The Reformation axiom “Scripture interprets Scripture” speaks to the idea that when we interpret the Bible, we allow God to speak for Himself. We allow the author of Scripture to interpret His own words. If Scripture does not interpret Scripture, then something else will. What do I mean when I say that? If a person does not permit God to speak for Himself through His Word, what invariably happens is that the person ends up speaking for God. Consequently, this interpreter irresponsibly arrives at a private interpretation. For the person who develops their own private meaning, Scripture becomes, as Martin Luther put it, a wax nose that can be shaped into whatever form the interpreter likes. When this happens, the interpreter cannot be corrected by the text; rather, the interpreter becomes lord over the text. Private interpretation is typically a symptom of idolatry: in my heart, I want God to serve me, so I will fashion an interpretation that suits my desires.

Private interpretation denies objective truth, is radically subjective and enables a person to presume that the verse can mean one thing to them and something completely different to someone else without either of them being wrong. The obvious problem here is that if this is possible, the text loses all meaning. That is, if the text can mean divergent things to different people at the same time, then the text means nothing at all.

There can only be one objective interpretation of Scripture that is true. Accordingly, because the Lord is a God of truth, He speaks it everywhere all the time. This tells us that something God says in one place must necessarily agree with the uniform body of truth in the whole canon of Scripture. There is never disharmony among Scriptures because God does not contradict Himself. Hence, when we allow Scripture to interpret Scripture, we do not find ambiguity but clarity. Consequently, if we are ever unsure about one text, we interpret what is fuzzy by what is clear. We also remain silent where God has not spoken.

There is a natural tendency toward clarity in all of us, and people are comfortable when things make sense. Interpretation makes things plain. However, if Scripture does not interpret Scripture, then in our pursuit of clarity, something else will: that something else could be personal preference, a political ideology or self-exaltation, just to give a few examples.

What the responsible Bible student always wants to discern is not “What do I think the text means?” Instead, they want to know what message the author was trying to communicate. There is only one ultimate author of Scripture, so the question we are always searching an answer for is “What is God trying to say?” On the one hand, this is where your local preacher comes in: part of his job is to make the Scriptures plain to you and explain what they mean. On the other hand, your pastor is never called to read your Bible for you. It naturally follows that if you read something, to get the most out of it, you have to understand it. This is why every Christian must have a basic framework for how to read the Bible for all it’s worth. Accordingly, Christians are exhorted to rightly handle the word of truth (II Timothy 2:15). We are not to be like the ignorant who twist the interpretation of the Scriptures to their own destruction (II Peter 3:16). What then safeguards us from wrongly handling the Word? The answer is to cling tightly to basic principles of biblical interpretation. In this episode, I will explain three such basic principles. But before I dive into them, let us begin with our Scripture focus.  

II Peter 1:20-21 says:

But know this first of all, that no prophecy of Scripture becomes a matter of someone’s own interpretation, for no prophecy was ever made by an act of human will, but men moved by the Holy Spirit spoke from God.

> [Given entries]
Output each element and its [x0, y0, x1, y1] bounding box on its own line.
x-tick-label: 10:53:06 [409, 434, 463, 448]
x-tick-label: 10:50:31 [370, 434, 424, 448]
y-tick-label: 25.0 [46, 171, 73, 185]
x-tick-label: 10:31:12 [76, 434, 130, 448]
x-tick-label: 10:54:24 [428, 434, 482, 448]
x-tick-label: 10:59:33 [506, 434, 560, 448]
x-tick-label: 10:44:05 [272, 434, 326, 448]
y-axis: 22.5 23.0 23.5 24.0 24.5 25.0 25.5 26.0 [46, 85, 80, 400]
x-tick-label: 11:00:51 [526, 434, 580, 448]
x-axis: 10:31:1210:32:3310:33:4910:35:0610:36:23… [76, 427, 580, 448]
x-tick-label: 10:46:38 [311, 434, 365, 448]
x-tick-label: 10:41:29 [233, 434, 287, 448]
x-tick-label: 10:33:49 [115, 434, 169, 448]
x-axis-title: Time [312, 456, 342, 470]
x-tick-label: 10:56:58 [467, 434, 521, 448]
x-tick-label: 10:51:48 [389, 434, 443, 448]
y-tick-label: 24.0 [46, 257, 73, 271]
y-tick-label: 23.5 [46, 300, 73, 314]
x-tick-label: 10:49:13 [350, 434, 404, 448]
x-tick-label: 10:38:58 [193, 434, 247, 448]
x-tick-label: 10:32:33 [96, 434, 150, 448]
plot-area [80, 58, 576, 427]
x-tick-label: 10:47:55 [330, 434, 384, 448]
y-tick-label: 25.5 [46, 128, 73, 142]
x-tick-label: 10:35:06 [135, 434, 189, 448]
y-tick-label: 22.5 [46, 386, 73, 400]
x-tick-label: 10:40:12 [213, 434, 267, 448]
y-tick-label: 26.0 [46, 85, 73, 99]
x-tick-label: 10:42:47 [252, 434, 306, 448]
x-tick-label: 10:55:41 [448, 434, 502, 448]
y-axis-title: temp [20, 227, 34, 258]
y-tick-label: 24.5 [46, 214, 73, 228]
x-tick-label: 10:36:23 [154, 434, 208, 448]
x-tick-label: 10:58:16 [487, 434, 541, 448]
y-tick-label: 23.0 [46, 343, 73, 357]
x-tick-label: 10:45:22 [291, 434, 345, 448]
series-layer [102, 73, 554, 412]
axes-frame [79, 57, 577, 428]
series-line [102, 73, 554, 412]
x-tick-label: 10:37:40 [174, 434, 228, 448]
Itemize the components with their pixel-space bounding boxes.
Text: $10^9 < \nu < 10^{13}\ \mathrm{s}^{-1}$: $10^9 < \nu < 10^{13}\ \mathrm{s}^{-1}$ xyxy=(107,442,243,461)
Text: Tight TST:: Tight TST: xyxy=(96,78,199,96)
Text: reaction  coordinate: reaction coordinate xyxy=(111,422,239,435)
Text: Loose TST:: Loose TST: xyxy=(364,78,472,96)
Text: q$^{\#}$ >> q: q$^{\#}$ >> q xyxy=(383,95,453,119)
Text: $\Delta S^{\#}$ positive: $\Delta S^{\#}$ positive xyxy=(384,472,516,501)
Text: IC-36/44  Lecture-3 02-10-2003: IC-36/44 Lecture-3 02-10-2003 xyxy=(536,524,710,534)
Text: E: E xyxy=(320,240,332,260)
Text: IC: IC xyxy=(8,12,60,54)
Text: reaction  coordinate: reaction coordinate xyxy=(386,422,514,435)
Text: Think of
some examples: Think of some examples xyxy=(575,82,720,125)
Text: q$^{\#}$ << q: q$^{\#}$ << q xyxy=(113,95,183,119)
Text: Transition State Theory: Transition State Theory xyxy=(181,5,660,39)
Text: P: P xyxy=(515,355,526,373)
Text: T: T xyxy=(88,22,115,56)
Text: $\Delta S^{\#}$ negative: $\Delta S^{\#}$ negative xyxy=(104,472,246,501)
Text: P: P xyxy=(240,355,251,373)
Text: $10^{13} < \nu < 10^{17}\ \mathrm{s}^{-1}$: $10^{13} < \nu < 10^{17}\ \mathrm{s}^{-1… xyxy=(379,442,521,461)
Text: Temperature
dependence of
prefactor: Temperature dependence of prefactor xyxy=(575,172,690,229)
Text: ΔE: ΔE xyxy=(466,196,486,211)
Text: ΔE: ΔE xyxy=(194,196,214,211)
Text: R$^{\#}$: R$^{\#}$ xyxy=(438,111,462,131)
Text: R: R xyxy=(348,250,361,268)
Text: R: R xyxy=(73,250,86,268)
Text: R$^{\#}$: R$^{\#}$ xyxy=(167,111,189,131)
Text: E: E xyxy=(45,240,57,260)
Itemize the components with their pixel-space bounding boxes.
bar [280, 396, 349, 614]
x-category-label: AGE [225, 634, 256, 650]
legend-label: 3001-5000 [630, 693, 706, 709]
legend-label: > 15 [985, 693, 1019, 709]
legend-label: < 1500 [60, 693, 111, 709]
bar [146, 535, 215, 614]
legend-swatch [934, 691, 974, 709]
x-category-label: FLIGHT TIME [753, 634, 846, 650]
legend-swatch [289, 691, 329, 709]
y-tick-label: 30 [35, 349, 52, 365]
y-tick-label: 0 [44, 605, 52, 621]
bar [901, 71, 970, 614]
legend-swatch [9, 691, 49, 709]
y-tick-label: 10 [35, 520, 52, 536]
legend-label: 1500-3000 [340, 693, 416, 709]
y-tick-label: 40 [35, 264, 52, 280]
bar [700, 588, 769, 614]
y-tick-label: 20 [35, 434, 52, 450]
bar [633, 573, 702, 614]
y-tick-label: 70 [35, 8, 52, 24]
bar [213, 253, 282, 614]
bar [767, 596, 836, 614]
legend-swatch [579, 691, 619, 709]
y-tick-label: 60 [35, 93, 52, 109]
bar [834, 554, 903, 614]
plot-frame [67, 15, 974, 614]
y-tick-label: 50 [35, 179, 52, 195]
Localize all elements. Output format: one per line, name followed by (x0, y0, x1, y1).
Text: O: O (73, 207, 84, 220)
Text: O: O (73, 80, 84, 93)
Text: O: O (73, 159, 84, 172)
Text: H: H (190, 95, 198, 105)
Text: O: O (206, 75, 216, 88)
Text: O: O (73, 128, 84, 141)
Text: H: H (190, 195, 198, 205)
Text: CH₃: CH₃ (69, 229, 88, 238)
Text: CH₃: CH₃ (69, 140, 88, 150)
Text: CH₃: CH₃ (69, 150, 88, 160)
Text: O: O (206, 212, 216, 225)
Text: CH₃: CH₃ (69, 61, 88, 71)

> [Parts of the exercise]
1. In the passage on biblical interpretation, what does Martin Luther say Scripture becomes for a person who develops a private meaning?
2. Resume the passage on biblical interpretation, starting after the quoted verse from II Peter 1:20-21.

> [Responses by task]
1. A wax nose that can be shaped into whatever form the interpreter likes.

2.
These verses speak to the origin of the prophetic message. Hence, the principle that animates II Peter 1:20-21 is that God is the ultimate author of Scripture. The Scriptures originate from God, and therefore, no prophecy of Scripture ever arose from a merely human interpretation of things. Consequently, if human minds did not ultimately produce Scripture, then human minds cannot ultimately interpret Scripture. Of course, this in no way suggests that human minds cannot understand Scripture, because God revealed His Word to us so that it would speak to our minds and open doors of understanding. No author writes to be misunderstood. Scripture contains the content we need to know for salvation, and thus God desires that we readily understand His revelation to us. The point is that the principle Scripture interprets Scripture is supported by the Scriptures themselves.

In what follows, I will now describe the basic principles of Bible interpretation. All three principles are derivations of “Scripture interprets Scripture.”

Principle Number One. Interpret the Bible literally. Interpret based on what Scripture literally says, and don’t presume different meanings. We don’t presume God meant something else other than what He revealed.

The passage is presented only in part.